**EXERCISE PROMPT**
Would you set down every entry shown below, precisely as written?

-- Start INFORMATION SHOWN --

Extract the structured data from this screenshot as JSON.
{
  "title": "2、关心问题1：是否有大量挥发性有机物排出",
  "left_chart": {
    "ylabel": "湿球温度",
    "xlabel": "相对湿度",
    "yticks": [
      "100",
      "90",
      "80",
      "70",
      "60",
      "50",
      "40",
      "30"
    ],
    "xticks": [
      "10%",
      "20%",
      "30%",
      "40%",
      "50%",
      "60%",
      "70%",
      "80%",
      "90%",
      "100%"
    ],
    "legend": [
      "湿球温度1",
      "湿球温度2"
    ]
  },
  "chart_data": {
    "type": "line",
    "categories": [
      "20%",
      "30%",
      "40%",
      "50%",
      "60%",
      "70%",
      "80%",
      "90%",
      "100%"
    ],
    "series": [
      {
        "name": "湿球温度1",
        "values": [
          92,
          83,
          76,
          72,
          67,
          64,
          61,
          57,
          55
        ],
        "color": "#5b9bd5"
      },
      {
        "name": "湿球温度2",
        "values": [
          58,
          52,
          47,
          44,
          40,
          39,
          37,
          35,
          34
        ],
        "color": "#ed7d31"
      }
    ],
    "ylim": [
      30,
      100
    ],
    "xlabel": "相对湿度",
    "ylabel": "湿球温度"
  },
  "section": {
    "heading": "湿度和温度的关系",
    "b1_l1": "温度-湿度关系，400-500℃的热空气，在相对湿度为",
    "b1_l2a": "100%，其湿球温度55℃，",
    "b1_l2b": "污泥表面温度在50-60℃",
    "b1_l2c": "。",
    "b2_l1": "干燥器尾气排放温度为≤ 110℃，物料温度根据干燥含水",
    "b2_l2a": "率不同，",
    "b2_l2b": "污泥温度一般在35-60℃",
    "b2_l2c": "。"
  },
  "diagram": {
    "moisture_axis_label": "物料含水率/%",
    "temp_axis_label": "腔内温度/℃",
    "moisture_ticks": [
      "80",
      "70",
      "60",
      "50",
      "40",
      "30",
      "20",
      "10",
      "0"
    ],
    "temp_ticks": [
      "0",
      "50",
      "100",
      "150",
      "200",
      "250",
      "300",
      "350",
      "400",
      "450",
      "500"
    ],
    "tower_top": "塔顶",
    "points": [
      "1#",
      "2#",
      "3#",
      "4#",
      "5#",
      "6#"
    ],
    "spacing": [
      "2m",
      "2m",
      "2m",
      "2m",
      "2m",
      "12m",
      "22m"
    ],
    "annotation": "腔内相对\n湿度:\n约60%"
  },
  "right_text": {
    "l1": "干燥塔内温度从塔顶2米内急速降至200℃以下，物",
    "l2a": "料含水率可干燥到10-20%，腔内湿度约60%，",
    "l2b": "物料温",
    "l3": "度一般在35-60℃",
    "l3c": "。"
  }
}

-- End INFORMATION SHOWN --

**RESULT OF THIS TASK**
Extract the structured data from this screenshot as JSON.
{
  "title": "2、关心问题1：是否有大量挥发性有机物排出",
  "left_chart": {
    "ylabel": "湿球温度",
    "xlabel": "相对湿度",
    "yticks": [
      "100",
      "90",
      "80",
      "70",
      "60",
      "50",
      "40",
      "30"
    ],
    "xticks": [
      "10%",
      "20%",
      "30%",
      "40%",
      "50%",
      "60%",
      "70%",
      "80%",
      "90%",
      "100%"
    ],
    "legend": [
      "湿球温度1",
      "湿球温度2"
    ]
  },
  "chart_data": {
    "type": "line",
    "categories": [
      "20%",
      "30%",
      "40%",
      "50%",
      "60%",
      "70%",
      "80%",
      "90%",
      "100%"
    ],
    "series": [
      {
        "name": "湿球温度1",
        "values": [
          92,
          83,
          76,
          72,
          67,
          64,
          61,
          57,
          55
        ],
        "color": "#5b9bd5"
      },
      {
        "name": "湿球温度2",
        "values": [
          58,
          52,
          47,
          44,
          40,
          39,
          37,
          35,
          34
        ],
        "color": "#ed7d31"
      }
    ],
    "ylim": [
      30,
      100
    ],
    "xlabel": "相对湿度",
    "ylabel": "湿球温度"
  },
  "section": {
    "heading": "湿度和温度的关系",
    "b1_l1": "温度-湿度关系，400-500℃的热空气，在相对湿度为",
    "b1_l2a": "100%，其湿球温度55℃，",
    "b1_l2b": "污泥表面温度在50-60℃",
    "b1_l2c": "。",
    "b2_l1": "干燥器尾气排放温度为≤ 110℃，物料温度根据干燥含水",
    "b2_l2a": "率不同，",
    "b2_l2b": "污泥温度一般在35-60℃",
    "b2_l2c": "。"
  },
  "diagram": {
    "moisture_axis_label": "物料含水率/%",
    "temp_axis_label": "腔内温度/℃",
    "moisture_ticks": [
      "80",
      "70",
      "60",
      "50",
      "40",
      "30",
      "20",
      "10",
      "0"
    ],
    "temp_ticks": [
      "0",
      "50",
      "100",
      "150",
      "200",
      "250",
      "300",
      "350",
      "400",
      "450",
      "500"
    ],
    "tower_top": "塔顶",
    "points": [
      "1#",
      "2#",
      "3#",
      "4#",
      "5#",
      "6#"
    ],
    "spacing": [
      "2m",
      "2m",
      "2m",
      "2m",
      "2m",
      "12m",
      "22m"
    ],
    "annotation": "腔内相对\n湿度:\n约60%"
  },
  "right_text": {
    "l1": "干燥塔内温度从塔顶2米内急速降至200℃以下，物",
    "l2a": "料含水率可干燥到10-20%，腔内湿度约60%，",
    "l2b": "物料温",
    "l3": "度一般在35-60℃",
    "l3c": "。"
  }
}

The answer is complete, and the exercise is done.